◆ TASK TO COMPLETE:
Lay out the lines below as a Markdown table with columns "Row" and "Line", omitting blank lines. Start at the line that contains "What elements are" and end after the line that contains "arrow-active-pumping-2 [323,234,346,379]".

◆ STORED RECORDS:
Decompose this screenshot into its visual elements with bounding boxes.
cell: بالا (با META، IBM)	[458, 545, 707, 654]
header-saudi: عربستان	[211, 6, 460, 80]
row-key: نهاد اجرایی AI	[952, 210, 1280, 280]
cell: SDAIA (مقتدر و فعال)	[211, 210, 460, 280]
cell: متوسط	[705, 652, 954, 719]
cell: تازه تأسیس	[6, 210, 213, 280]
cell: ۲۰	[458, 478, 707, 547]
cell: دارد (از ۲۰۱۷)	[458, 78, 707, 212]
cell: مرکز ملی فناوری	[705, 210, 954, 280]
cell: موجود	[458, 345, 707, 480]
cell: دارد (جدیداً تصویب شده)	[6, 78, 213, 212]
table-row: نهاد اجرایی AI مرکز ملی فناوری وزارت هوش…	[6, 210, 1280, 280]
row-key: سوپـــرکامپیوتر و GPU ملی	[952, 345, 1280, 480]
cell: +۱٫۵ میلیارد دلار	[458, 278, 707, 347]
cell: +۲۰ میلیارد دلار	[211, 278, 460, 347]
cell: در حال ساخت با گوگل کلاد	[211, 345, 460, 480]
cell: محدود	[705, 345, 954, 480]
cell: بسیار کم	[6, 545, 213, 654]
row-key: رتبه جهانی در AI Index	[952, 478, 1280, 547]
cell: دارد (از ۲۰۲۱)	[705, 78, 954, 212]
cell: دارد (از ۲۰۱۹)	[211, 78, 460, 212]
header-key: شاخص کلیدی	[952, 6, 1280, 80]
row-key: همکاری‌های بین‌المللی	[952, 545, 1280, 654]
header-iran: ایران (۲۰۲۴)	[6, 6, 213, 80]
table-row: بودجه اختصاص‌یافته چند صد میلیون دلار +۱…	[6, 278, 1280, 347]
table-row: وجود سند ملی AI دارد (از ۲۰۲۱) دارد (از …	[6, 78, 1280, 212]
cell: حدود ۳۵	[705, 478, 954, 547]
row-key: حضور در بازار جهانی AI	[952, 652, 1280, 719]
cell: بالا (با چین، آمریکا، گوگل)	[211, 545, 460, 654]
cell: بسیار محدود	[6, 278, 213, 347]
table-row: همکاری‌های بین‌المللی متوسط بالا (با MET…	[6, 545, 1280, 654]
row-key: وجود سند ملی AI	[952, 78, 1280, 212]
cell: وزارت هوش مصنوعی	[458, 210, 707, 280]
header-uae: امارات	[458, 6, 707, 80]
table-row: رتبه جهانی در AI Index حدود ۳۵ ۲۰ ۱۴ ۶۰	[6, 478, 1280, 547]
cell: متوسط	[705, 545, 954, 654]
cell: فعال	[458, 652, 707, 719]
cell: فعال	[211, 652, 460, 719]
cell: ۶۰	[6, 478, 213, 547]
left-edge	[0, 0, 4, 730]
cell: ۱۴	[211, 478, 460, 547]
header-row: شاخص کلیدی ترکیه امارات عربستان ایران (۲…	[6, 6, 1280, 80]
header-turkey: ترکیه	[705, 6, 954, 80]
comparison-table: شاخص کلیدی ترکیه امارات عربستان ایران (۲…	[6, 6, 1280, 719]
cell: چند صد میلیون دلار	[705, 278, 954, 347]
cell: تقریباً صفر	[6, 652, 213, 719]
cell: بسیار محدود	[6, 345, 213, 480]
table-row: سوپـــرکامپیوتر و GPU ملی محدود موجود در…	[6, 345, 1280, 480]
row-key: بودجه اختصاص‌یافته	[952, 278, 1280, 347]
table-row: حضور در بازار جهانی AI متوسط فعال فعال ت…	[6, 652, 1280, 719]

---

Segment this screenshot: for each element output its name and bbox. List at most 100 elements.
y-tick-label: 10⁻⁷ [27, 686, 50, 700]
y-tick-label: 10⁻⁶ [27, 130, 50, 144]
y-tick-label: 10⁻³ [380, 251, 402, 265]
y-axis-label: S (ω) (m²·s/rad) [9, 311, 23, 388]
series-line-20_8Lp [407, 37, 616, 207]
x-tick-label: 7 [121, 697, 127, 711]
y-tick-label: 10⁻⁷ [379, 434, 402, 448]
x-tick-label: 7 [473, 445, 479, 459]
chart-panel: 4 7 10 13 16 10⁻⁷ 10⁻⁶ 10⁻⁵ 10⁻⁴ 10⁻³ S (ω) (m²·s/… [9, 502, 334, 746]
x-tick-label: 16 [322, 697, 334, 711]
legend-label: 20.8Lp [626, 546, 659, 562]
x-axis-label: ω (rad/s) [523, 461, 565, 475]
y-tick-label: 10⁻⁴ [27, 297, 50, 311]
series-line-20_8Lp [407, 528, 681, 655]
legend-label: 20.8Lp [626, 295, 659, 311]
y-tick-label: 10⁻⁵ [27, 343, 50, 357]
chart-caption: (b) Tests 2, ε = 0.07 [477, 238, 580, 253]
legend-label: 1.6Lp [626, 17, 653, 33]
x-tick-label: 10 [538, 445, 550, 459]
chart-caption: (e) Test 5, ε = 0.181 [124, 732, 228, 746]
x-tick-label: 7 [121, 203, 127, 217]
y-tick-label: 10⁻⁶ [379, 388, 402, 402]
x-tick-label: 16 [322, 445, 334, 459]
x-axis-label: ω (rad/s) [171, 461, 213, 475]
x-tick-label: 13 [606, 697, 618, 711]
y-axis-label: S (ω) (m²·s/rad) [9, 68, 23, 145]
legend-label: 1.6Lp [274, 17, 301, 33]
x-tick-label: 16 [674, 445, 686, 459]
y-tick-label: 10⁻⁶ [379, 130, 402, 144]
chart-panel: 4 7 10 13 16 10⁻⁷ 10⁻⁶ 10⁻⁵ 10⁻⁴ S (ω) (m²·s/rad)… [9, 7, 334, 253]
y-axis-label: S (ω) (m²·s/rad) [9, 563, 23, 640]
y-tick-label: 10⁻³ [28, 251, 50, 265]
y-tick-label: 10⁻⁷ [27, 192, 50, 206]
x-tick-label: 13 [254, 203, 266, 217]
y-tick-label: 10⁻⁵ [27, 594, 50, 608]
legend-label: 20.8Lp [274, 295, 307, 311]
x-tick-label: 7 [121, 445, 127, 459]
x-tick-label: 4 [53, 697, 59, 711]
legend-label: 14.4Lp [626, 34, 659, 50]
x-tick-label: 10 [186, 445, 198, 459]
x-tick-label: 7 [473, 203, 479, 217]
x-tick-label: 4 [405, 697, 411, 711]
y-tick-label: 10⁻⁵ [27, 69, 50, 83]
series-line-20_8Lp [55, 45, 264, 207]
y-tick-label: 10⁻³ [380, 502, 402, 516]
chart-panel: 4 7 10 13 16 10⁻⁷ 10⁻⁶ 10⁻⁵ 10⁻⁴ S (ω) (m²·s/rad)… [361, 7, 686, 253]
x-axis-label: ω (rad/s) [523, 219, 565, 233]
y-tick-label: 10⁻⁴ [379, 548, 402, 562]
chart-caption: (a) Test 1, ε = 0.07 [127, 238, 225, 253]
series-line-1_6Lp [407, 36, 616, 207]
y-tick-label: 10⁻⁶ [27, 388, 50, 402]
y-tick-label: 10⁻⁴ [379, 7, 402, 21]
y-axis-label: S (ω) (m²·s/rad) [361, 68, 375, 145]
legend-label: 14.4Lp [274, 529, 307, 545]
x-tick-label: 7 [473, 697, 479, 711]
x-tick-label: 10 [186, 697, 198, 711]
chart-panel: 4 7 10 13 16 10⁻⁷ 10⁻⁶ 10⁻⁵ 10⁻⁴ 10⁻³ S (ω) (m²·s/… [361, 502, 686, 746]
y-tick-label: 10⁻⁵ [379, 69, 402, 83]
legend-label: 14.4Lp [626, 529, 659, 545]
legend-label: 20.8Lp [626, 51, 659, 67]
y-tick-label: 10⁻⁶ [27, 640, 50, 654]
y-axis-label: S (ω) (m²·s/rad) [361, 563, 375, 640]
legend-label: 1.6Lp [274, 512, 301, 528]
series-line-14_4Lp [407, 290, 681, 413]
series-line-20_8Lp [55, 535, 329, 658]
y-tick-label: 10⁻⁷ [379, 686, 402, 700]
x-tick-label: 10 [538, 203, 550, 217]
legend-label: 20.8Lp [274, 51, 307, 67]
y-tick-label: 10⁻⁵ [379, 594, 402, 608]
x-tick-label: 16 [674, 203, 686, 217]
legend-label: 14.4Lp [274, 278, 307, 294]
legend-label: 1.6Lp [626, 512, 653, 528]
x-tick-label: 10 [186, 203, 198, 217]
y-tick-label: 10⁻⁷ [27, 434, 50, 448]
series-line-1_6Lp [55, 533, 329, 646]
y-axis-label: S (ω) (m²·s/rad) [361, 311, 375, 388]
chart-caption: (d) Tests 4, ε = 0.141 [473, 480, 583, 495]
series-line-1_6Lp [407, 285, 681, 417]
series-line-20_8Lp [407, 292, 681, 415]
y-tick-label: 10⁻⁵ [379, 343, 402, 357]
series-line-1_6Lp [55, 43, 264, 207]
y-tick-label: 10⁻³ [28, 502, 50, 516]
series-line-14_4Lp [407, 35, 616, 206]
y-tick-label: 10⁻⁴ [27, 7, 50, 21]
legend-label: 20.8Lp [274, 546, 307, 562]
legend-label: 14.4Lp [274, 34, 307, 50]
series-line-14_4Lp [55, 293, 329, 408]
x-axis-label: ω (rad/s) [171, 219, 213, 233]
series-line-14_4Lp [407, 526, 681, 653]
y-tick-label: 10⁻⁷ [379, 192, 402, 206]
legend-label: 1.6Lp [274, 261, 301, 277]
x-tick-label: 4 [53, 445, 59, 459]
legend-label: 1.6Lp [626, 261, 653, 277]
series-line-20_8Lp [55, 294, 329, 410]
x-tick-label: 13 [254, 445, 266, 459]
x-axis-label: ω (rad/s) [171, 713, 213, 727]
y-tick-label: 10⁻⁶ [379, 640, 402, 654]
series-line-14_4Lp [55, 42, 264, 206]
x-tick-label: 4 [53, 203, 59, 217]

---

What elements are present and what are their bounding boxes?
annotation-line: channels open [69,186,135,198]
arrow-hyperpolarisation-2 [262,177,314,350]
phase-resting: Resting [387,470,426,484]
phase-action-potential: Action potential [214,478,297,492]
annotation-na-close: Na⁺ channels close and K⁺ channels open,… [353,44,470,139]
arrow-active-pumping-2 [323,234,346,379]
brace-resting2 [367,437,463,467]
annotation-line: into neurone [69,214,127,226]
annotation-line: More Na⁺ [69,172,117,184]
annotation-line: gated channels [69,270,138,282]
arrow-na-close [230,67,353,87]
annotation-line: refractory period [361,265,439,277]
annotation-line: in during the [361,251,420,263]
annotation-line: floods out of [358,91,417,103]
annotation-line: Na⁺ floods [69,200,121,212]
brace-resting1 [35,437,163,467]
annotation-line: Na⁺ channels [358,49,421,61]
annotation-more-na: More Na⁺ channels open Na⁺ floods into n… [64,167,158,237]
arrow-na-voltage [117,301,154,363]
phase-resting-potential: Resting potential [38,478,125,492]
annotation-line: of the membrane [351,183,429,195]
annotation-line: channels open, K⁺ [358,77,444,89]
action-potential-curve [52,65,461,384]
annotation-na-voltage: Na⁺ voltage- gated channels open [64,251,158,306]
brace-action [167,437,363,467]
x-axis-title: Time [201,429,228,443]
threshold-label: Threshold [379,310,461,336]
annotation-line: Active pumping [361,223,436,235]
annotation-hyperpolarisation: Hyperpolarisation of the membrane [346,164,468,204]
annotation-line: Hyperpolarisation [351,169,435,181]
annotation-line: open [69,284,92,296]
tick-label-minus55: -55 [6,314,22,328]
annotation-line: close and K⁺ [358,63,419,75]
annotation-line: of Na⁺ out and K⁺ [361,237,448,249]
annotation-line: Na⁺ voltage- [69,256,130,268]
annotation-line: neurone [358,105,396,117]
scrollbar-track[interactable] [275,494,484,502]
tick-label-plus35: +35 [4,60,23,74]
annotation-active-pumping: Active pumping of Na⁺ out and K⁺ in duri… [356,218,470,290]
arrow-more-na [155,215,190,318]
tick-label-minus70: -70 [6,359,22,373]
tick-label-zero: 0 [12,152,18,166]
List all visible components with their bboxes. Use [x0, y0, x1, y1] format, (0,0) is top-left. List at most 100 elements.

◆ EXPECTED ANSWER:
| Row | Line |
|---|---|
| 1 | What elements are present and what are their bounding boxes? |
| 2 | annotation-line: channels open [69,186,135,198] |
| 3 | arrow-hyperpolarisation-2 [262,177,314,350] |
| 4 | phase-resting: Resting [387,470,426,484] |
| 5 | phase-action-potential: Action potential [214,478,297,492] |
| 6 | annotation-na-close: Na⁺ channels close and K⁺ channels open,… [353,44,470,139] |
| 7 | arrow-active-pumping-2 [323,234,346,379] |